» **WRITTEN TASK**
Work through the material below and count the lines holding the word "collision"; give that count and nothing more.

━━━━━ MATERIAL TO PROCESS ━━━━━

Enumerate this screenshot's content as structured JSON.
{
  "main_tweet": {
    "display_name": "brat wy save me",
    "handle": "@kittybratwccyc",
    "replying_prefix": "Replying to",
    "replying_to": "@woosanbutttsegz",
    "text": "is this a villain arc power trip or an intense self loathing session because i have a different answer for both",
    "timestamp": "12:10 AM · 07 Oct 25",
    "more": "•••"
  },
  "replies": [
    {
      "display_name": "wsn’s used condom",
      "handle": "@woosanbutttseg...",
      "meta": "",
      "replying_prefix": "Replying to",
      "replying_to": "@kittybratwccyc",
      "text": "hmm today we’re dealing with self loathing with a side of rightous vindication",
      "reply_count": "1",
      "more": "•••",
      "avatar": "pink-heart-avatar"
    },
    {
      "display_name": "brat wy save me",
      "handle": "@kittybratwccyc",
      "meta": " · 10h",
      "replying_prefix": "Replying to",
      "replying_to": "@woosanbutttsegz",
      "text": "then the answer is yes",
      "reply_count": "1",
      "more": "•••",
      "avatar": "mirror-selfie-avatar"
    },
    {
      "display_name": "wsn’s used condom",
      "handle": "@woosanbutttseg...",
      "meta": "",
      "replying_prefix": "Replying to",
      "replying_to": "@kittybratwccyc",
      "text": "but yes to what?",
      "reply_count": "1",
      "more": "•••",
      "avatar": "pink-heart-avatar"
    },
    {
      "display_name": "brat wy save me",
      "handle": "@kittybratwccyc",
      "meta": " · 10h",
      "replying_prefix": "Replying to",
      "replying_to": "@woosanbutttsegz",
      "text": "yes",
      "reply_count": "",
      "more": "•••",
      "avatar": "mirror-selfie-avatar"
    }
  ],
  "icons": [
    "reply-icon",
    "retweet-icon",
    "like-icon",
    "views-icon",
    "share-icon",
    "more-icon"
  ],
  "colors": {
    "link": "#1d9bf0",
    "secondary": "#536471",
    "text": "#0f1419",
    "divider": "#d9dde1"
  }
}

━━━━━
━━━━━ MATERIAL TO PROCESS ━━━━━

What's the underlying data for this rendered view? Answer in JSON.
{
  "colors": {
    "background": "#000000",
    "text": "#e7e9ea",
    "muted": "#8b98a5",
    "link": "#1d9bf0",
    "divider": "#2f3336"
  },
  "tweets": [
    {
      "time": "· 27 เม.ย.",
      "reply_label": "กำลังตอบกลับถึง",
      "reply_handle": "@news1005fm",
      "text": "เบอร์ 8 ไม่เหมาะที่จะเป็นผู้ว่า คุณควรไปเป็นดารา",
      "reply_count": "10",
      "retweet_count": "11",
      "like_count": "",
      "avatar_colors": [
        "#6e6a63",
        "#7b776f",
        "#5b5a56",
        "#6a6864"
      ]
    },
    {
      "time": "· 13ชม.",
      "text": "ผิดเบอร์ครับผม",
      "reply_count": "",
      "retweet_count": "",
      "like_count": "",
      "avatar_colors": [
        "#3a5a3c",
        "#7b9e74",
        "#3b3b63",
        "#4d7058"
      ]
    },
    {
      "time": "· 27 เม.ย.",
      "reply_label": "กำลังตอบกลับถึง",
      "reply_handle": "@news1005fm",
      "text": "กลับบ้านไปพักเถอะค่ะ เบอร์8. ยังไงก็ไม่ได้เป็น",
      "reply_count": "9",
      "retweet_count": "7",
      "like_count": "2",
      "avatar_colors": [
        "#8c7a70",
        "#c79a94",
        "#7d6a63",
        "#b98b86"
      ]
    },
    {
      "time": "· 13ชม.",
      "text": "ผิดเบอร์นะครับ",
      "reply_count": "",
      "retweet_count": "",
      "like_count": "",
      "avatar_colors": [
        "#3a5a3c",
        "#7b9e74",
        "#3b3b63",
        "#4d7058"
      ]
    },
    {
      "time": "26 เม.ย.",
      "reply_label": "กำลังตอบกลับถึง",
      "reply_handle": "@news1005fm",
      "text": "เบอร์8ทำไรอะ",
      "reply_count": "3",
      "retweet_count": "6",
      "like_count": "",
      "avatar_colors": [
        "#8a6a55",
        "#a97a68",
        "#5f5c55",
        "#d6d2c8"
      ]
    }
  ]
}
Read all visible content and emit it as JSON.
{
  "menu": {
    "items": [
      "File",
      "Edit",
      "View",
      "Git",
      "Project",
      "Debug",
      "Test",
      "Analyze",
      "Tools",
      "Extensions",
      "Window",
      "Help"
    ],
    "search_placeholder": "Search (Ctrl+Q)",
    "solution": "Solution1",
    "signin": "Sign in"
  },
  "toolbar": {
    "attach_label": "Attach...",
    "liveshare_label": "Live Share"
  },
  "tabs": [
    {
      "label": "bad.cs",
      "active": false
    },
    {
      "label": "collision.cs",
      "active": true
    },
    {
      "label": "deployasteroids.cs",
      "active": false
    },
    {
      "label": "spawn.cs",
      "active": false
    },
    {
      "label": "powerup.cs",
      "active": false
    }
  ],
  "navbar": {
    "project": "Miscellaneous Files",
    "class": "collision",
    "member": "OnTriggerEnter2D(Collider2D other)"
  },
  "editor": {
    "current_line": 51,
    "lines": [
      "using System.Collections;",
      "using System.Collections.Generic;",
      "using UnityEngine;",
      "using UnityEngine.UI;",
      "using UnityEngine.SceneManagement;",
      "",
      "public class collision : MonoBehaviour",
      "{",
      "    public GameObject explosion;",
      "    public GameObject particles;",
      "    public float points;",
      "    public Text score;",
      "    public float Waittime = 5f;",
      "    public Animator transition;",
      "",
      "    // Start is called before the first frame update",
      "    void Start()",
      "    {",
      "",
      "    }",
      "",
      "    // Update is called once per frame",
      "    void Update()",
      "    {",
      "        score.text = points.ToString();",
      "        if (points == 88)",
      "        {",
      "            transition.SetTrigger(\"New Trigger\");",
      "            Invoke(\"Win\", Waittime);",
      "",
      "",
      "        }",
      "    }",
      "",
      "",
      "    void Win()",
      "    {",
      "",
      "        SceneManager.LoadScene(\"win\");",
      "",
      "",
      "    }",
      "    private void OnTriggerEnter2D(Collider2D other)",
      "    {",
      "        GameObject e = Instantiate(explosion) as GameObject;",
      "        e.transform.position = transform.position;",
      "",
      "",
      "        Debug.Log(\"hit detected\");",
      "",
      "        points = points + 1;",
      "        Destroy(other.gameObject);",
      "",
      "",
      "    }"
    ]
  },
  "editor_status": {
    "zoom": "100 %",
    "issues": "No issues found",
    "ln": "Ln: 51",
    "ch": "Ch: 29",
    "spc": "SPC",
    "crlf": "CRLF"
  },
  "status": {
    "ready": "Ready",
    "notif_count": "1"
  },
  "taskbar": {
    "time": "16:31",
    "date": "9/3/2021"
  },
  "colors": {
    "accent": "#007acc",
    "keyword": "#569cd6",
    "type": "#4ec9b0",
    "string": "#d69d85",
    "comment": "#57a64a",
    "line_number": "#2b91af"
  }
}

━━━━━

» **PROBLEM SOLUTION**
3